→ **Problem description**: Extract, from the records beneath this instruction, each line that contains the word "Height".

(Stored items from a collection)
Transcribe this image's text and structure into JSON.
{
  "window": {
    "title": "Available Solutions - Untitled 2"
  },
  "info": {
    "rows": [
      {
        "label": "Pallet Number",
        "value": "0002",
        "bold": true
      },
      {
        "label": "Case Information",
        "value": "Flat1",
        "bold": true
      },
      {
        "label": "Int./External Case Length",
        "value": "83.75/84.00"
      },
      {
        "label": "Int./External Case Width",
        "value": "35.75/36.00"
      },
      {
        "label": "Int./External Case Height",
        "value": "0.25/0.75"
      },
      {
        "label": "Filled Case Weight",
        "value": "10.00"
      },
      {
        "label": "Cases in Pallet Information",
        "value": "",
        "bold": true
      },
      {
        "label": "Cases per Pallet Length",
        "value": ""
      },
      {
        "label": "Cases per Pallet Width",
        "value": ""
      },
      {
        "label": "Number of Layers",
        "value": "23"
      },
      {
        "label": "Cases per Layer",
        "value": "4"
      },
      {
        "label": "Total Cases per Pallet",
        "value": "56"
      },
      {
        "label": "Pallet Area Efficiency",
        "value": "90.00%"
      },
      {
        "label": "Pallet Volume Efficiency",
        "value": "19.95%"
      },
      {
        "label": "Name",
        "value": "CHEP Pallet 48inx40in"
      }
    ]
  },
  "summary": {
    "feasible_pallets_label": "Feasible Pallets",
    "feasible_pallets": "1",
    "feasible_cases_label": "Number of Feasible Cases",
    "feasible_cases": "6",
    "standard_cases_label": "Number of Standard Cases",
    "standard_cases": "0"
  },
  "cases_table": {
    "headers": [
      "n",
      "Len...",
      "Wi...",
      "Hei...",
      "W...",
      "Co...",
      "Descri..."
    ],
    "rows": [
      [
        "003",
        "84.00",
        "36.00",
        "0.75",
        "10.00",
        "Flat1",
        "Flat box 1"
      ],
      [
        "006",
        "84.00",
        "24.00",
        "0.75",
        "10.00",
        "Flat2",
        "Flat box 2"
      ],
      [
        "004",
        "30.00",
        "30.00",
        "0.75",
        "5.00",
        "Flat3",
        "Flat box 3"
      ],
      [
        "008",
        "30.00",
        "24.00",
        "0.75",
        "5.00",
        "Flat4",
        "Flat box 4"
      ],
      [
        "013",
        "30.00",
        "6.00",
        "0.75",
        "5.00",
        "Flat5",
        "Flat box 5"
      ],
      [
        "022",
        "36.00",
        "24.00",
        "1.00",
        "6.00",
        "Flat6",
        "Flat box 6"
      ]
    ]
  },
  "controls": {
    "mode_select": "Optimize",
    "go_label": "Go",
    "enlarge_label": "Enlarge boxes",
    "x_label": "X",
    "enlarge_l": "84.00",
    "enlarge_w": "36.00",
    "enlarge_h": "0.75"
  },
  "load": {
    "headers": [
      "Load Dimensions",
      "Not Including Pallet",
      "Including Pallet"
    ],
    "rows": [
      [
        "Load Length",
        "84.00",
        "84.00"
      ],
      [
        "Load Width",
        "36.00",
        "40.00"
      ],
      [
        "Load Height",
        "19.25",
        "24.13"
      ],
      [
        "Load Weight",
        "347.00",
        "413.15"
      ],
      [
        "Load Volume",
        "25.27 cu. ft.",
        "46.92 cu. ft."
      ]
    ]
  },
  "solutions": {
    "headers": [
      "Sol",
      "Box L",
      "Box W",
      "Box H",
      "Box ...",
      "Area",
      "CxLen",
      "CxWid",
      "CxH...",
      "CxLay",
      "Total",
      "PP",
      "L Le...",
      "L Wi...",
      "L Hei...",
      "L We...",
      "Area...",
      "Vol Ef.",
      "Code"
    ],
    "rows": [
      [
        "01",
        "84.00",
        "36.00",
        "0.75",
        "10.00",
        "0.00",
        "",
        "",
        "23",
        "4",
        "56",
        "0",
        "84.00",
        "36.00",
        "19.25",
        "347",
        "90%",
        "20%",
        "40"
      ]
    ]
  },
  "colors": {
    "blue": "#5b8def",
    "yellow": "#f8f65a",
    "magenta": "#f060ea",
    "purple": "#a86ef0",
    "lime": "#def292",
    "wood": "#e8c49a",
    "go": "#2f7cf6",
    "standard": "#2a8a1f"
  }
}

→ **Exercise response**:
        "label": "Int./External Case Height",
        "Load Height",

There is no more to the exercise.